Exercise instructions: What follows is a set of records; restate each one word for word and drop the pictures.

Dataset excerpt
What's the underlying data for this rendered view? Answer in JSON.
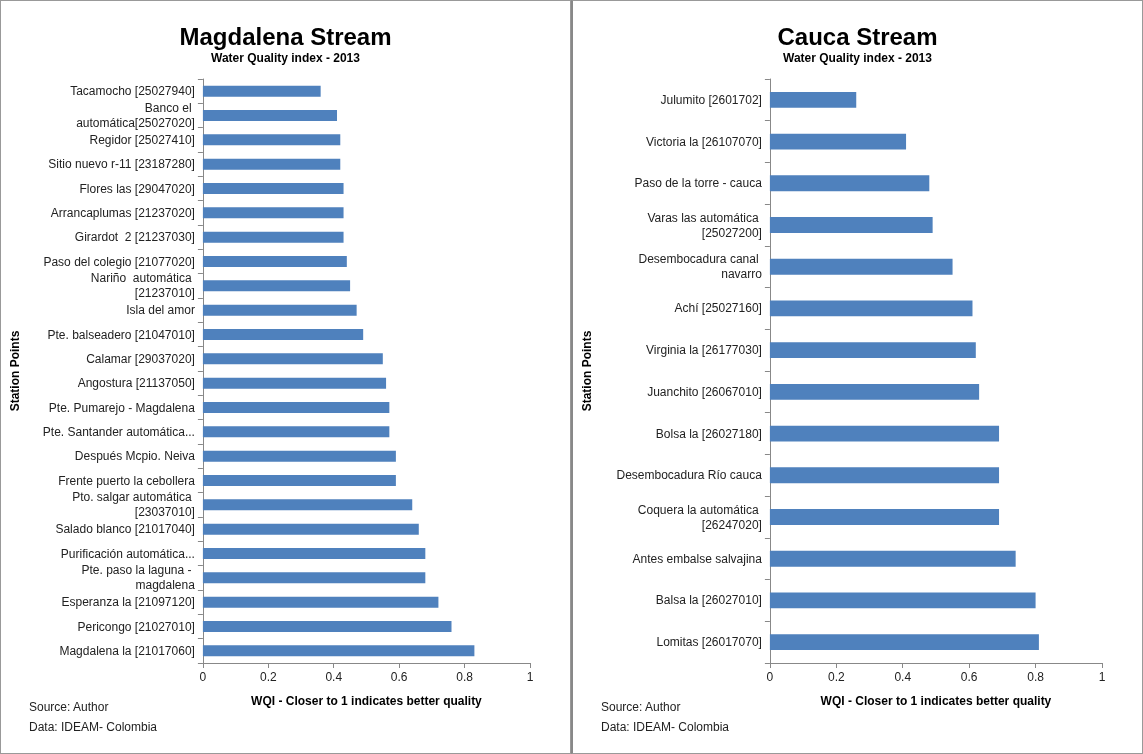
{
  "chart_data": [
    {
      "type": "bar",
      "orientation": "horizontal",
      "title": "Magdalena Stream",
      "subtitle": "Water Quality index - 2013",
      "xlabel": "WQI - Closer to 1 indicates better quality",
      "ylabel": "Station Points",
      "categories": [
        "Tacamocho [25027940]",
        "Banco el automática[25027020]",
        "Regidor [25027410]",
        "Sitio nuevo r-11 [23187280]",
        "Flores las [29047020]",
        "Arrancaplumas [21237020]",
        "Girardot  2 [21237030]",
        "Paso del colegio [21077020]",
        "Nariño  automática [21237010]",
        "Isla del amor",
        "Pte. balseadero [21047010]",
        "Calamar [29037020]",
        "Angostura [21137050]",
        "Pte. Pumarejo - Magdalena",
        "Pte. Santander automática...",
        "Después Mcpio. Neiva",
        "Frente puerto la cebollera",
        "Pto. salgar automática [23037010]",
        "Salado blanco [21017040]",
        "Purificación automática...",
        "Pte. paso la laguna - magdalena",
        "Esperanza la [21097120]",
        "Pericongo [21027010]",
        "Magdalena la [21017060]"
      ],
      "values": [
        0.36,
        0.41,
        0.42,
        0.42,
        0.43,
        0.43,
        0.43,
        0.44,
        0.45,
        0.47,
        0.49,
        0.55,
        0.56,
        0.57,
        0.57,
        0.59,
        0.59,
        0.64,
        0.66,
        0.68,
        0.68,
        0.72,
        0.76,
        0.83
      ],
      "color": "#4f81bd",
      "xlim": [
        0,
        1
      ],
      "xticks": [
        0,
        0.2,
        0.4,
        0.6,
        0.8,
        1
      ],
      "annotations": [
        "Source: Author",
        "Data: IDEAM- Colombia"
      ]
    },
    {
      "type": "bar",
      "orientation": "horizontal",
      "title": "Cauca Stream",
      "subtitle": "Water Quality index - 2013",
      "xlabel": "WQI - Closer to 1 indicates better quality",
      "ylabel": "Station Points",
      "categories": [
        "Julumito [2601702]",
        "Victoria la [26107070]",
        "Paso de la torre - cauca",
        "Varas las automática [25027200]",
        "Desembocadura canal navarro",
        "Achí [25027160]",
        "Virginia la [26177030]",
        "Juanchito [26067010]",
        "Bolsa la [26027180]",
        "Desembocadura Río cauca",
        "Coquera la automática [26247020]",
        "Antes embalse salvajina",
        "Balsa la [26027010]",
        "Lomitas [26017070]"
      ],
      "values": [
        0.26,
        0.41,
        0.48,
        0.49,
        0.55,
        0.61,
        0.62,
        0.63,
        0.69,
        0.69,
        0.69,
        0.74,
        0.8,
        0.81
      ],
      "color": "#4f81bd",
      "xlim": [
        0,
        1
      ],
      "xticks": [
        0,
        0.2,
        0.4,
        0.6,
        0.8,
        1
      ],
      "annotations": [
        "Source: Author",
        "Data: IDEAM- Colombia"
      ]
    }
  ]
}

Exercise result:
What's the underlying data for this rendered view? Answer in JSON.
{
  "chart_data": [
    {
      "type": "bar",
      "orientation": "horizontal",
      "title": "Magdalena Stream",
      "subtitle": "Water Quality index - 2013",
      "xlabel": "WQI - Closer to 1 indicates better quality",
      "ylabel": "Station Points",
      "categories": [
        "Tacamocho [25027940]",
        "Banco el automática[25027020]",
        "Regidor [25027410]",
        "Sitio nuevo r-11 [23187280]",
        "Flores las [29047020]",
        "Arrancaplumas [21237020]",
        "Girardot  2 [21237030]",
        "Paso del colegio [21077020]",
        "Nariño  automática [21237010]",
        "Isla del amor",
        "Pte. balseadero [21047010]",
        "Calamar [29037020]",
        "Angostura [21137050]",
        "Pte. Pumarejo - Magdalena",
        "Pte. Santander automática...",
        "Después Mcpio. Neiva",
        "Frente puerto la cebollera",
        "Pto. salgar automática [23037010]",
        "Salado blanco [21017040]",
        "Purificación automática...",
        "Pte. paso la laguna - magdalena",
        "Esperanza la [21097120]",
        "Pericongo [21027010]",
        "Magdalena la [21017060]"
      ],
      "values": [
        0.36,
        0.41,
        0.42,
        0.42,
        0.43,
        0.43,
        0.43,
        0.44,
        0.45,
        0.47,
        0.49,
        0.55,
        0.56,
        0.57,
        0.57,
        0.59,
        0.59,
        0.64,
        0.66,
        0.68,
        0.68,
        0.72,
        0.76,
        0.83
      ],
      "color": "#4f81bd",
      "xlim": [
        0,
        1
      ],
      "xticks": [
        0,
        0.2,
        0.4,
        0.6,
        0.8,
        1
      ],
      "annotations": [
        "Source: Author",
        "Data: IDEAM- Colombia"
      ]
    },
    {
      "type": "bar",
      "orientation": "horizontal",
      "title": "Cauca Stream",
      "subtitle": "Water Quality index - 2013",
      "xlabel": "WQI - Closer to 1 indicates better quality",
      "ylabel": "Station Points",
      "categories": [
        "Julumito [2601702]",
        "Victoria la [26107070]",
        "Paso de la torre - cauca",
        "Varas las automática [25027200]",
        "Desembocadura canal navarro",
        "Achí [25027160]",
        "Virginia la [26177030]",
        "Juanchito [26067010]",
        "Bolsa la [26027180]",
        "Desembocadura Río cauca",
        "Coquera la automática [26247020]",
        "Antes embalse salvajina",
        "Balsa la [26027010]",
        "Lomitas [26017070]"
      ],
      "values": [
        0.26,
        0.41,
        0.48,
        0.49,
        0.55,
        0.61,
        0.62,
        0.63,
        0.69,
        0.69,
        0.69,
        0.74,
        0.8,
        0.81
      ],
      "color": "#4f81bd",
      "xlim": [
        0,
        1
      ],
      "xticks": [
        0,
        0.2,
        0.4,
        0.6,
        0.8,
        1
      ],
      "annotations": [
        "Source: Author",
        "Data: IDEAM- Colombia"
      ]
    }
  ]
}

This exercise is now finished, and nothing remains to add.